* _Exercise_
Copy each line that contains the word "Vorgaben".

>>>>>

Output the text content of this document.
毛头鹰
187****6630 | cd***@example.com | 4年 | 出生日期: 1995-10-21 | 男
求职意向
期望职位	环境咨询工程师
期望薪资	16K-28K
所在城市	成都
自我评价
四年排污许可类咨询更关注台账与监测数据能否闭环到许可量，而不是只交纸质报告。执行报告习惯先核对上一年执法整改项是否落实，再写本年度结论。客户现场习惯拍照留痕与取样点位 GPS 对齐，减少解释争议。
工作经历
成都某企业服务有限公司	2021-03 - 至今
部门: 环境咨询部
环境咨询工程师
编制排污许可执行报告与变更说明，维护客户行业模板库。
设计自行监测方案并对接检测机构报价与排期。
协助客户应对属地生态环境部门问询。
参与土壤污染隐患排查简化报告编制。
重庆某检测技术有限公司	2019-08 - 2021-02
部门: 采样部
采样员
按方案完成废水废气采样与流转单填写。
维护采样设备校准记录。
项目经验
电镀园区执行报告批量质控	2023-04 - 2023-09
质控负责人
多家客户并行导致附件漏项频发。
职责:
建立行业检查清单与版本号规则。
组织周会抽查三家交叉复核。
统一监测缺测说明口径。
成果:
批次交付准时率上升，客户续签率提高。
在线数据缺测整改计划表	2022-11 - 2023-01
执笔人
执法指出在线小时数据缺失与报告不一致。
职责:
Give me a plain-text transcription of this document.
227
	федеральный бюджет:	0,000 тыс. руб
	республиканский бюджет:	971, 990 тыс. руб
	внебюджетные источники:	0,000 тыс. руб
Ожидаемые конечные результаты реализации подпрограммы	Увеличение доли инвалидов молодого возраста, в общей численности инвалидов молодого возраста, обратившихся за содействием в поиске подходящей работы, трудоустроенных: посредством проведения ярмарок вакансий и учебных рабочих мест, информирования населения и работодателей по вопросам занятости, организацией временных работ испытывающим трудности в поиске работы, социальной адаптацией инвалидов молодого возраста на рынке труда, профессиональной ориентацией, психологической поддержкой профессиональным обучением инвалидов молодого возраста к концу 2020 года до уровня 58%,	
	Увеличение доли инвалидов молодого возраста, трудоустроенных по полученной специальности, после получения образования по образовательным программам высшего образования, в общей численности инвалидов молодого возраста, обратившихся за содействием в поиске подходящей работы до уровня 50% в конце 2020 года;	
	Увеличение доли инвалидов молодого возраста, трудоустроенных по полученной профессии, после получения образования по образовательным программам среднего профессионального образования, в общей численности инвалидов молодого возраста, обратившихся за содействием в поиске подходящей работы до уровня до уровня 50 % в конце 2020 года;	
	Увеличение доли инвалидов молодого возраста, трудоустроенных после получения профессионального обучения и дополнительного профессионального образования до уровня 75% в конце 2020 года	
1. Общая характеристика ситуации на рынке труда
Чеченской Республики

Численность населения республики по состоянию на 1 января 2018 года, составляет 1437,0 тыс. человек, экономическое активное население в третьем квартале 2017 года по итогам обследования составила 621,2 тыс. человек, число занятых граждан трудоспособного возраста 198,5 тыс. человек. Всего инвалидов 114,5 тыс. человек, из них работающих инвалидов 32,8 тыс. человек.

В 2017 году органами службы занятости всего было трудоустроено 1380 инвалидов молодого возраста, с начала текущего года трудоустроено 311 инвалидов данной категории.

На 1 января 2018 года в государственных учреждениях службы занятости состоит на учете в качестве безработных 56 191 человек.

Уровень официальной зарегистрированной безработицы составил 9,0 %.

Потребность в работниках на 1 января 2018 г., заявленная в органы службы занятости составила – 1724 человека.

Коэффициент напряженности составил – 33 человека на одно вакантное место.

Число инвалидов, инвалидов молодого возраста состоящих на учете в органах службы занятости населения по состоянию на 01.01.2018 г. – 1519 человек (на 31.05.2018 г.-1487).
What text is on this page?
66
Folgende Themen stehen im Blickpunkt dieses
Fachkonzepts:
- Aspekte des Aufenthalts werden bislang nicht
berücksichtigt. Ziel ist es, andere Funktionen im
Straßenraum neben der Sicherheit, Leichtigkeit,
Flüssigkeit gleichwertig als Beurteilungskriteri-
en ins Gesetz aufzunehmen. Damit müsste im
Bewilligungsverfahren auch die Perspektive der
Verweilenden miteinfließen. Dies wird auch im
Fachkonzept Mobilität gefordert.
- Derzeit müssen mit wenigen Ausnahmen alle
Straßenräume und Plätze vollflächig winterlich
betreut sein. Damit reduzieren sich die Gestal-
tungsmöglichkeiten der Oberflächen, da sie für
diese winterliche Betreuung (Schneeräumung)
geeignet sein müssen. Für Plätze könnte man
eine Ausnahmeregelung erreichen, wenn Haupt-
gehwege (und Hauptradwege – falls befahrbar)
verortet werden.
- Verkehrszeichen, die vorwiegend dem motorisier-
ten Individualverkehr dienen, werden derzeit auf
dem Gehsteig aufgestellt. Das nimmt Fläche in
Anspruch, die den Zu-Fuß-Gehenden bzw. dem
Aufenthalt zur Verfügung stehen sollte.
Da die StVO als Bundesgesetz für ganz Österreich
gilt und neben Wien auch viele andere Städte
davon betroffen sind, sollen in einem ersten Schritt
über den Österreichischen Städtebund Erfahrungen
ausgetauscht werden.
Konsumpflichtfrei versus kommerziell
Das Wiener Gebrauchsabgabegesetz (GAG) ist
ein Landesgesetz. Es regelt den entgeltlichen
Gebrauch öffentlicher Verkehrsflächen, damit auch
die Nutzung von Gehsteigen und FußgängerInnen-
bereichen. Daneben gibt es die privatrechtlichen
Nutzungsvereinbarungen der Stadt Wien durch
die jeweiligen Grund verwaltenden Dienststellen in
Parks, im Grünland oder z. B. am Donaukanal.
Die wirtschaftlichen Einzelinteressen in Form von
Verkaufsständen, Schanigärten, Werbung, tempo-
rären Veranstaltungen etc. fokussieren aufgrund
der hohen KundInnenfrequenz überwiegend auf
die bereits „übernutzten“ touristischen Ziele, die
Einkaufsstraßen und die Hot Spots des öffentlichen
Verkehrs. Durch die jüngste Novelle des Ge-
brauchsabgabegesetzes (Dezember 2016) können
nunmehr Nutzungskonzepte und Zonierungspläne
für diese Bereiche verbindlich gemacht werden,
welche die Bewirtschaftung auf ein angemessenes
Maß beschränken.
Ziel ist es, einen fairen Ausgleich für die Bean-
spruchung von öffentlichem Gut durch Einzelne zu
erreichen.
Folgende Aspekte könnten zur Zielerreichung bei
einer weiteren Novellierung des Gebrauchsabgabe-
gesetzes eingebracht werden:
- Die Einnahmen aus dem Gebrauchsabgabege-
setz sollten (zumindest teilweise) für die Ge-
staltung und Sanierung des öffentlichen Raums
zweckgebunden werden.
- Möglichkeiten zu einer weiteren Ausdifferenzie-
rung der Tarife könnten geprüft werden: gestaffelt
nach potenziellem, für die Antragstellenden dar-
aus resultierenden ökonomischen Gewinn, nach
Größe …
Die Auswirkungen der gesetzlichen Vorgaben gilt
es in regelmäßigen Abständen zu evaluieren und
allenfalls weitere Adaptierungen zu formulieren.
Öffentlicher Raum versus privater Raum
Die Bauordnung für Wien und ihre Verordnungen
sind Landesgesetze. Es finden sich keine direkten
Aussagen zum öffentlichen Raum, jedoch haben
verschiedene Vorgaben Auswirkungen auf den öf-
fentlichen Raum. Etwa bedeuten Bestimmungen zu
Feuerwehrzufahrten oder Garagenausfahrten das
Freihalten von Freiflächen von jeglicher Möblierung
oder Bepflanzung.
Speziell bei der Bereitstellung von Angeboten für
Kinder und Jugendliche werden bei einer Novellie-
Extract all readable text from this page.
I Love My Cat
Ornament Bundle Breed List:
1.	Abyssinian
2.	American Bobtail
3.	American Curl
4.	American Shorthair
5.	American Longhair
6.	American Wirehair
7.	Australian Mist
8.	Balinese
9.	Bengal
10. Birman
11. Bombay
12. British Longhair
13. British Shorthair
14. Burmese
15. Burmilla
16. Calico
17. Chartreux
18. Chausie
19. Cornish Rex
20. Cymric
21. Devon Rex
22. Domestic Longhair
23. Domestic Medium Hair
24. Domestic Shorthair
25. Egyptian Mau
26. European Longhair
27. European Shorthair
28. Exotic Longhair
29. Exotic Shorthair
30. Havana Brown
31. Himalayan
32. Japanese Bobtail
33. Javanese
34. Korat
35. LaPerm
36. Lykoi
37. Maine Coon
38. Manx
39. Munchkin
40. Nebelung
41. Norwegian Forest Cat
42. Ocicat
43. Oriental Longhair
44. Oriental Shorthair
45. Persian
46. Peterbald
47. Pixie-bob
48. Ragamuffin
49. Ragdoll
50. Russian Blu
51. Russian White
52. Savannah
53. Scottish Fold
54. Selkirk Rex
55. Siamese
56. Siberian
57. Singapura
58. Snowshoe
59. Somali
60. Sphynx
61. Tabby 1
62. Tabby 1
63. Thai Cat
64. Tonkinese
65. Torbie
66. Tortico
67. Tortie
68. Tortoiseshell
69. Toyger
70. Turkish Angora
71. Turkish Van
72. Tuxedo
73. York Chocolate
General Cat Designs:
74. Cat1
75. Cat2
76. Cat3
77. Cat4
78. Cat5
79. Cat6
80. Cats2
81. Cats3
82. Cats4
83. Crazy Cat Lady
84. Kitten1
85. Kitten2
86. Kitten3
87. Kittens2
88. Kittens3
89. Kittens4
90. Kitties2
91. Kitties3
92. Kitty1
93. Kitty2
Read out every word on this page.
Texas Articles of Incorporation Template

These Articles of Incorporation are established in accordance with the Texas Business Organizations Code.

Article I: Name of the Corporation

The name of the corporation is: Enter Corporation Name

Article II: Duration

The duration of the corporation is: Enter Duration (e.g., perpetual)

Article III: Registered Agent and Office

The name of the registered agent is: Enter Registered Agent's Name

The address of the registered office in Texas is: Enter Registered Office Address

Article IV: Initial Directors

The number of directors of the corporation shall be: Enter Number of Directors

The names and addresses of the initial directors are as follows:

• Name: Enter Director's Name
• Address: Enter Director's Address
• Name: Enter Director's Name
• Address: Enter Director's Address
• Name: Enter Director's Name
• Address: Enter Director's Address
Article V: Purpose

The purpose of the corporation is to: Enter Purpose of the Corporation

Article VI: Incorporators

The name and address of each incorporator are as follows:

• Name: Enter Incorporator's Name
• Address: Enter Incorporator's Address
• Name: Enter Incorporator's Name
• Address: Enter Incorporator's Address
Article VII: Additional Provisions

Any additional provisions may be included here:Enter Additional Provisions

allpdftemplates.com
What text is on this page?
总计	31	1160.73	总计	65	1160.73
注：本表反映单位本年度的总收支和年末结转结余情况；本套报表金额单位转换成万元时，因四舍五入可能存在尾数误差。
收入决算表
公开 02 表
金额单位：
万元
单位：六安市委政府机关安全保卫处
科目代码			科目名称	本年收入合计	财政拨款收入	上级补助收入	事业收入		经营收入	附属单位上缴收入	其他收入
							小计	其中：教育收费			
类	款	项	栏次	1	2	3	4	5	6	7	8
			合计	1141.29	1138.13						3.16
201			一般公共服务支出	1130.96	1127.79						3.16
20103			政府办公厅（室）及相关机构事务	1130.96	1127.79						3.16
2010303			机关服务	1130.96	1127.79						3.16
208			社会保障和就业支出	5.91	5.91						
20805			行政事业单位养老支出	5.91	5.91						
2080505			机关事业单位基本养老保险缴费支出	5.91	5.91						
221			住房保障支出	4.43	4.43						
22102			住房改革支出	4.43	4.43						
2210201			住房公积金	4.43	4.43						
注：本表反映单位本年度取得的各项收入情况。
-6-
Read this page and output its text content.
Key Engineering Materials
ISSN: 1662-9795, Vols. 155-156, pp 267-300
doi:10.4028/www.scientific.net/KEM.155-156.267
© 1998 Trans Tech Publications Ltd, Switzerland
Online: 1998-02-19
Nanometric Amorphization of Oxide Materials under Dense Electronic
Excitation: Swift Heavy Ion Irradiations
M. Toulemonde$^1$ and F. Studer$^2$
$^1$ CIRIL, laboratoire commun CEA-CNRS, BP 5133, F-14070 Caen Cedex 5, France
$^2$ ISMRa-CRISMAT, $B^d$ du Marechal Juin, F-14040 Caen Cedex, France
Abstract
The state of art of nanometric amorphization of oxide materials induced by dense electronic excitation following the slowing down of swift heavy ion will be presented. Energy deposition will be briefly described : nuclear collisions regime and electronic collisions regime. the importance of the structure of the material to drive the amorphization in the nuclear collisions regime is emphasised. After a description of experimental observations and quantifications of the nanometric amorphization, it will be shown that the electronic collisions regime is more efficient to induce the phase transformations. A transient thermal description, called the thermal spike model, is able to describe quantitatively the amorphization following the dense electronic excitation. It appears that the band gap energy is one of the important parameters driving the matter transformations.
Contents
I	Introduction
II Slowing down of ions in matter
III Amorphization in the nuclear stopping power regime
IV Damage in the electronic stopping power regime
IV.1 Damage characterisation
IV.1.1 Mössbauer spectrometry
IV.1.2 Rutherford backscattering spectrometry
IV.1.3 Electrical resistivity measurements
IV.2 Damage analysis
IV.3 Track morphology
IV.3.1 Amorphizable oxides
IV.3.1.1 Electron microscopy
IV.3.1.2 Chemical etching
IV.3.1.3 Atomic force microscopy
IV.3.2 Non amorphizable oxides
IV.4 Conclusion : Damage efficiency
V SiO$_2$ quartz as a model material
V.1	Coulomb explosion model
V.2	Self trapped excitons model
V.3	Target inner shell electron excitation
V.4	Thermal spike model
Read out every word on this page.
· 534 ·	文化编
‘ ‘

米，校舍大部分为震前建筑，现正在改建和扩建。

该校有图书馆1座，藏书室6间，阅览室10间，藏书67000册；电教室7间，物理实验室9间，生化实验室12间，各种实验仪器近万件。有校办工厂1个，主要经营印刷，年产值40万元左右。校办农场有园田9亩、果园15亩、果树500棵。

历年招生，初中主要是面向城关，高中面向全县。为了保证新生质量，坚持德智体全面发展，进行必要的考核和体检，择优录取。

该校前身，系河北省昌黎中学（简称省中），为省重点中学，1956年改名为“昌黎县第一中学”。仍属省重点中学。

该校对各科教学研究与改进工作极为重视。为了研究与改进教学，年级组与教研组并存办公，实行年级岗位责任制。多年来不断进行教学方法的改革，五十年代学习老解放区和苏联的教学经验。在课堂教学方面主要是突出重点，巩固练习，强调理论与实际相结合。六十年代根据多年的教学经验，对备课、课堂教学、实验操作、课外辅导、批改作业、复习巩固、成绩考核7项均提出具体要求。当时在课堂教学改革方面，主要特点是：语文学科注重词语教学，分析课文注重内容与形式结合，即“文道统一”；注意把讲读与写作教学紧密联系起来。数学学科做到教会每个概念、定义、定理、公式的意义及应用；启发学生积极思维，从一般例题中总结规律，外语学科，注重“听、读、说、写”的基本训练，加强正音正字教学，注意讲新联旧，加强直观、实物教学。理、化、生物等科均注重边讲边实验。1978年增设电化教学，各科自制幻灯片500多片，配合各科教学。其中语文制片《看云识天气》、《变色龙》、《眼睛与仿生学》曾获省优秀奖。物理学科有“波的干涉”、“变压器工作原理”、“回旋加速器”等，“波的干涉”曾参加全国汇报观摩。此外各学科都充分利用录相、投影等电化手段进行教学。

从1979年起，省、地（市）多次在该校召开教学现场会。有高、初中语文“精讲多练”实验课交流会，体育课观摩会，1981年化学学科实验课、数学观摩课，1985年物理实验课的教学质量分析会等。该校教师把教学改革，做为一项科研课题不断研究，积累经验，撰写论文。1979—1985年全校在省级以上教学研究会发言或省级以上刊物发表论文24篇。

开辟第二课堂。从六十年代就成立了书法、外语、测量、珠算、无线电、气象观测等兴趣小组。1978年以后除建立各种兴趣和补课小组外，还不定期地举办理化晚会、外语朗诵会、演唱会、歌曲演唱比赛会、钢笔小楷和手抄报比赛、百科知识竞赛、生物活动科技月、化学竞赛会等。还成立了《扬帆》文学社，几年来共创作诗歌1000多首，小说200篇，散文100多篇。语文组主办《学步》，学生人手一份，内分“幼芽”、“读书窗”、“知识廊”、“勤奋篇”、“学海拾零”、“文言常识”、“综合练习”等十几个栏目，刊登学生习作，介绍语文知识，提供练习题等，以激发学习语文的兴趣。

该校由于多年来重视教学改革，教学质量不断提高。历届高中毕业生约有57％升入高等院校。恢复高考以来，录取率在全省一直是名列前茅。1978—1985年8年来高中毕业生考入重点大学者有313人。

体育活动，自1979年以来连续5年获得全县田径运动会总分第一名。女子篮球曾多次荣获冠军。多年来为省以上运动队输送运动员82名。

<<<<<

* _Task output_
Die Auswirkungen der gesetzlichen Vorgaben gilt
verschiedene Vorgaben Auswirkungen auf den öf-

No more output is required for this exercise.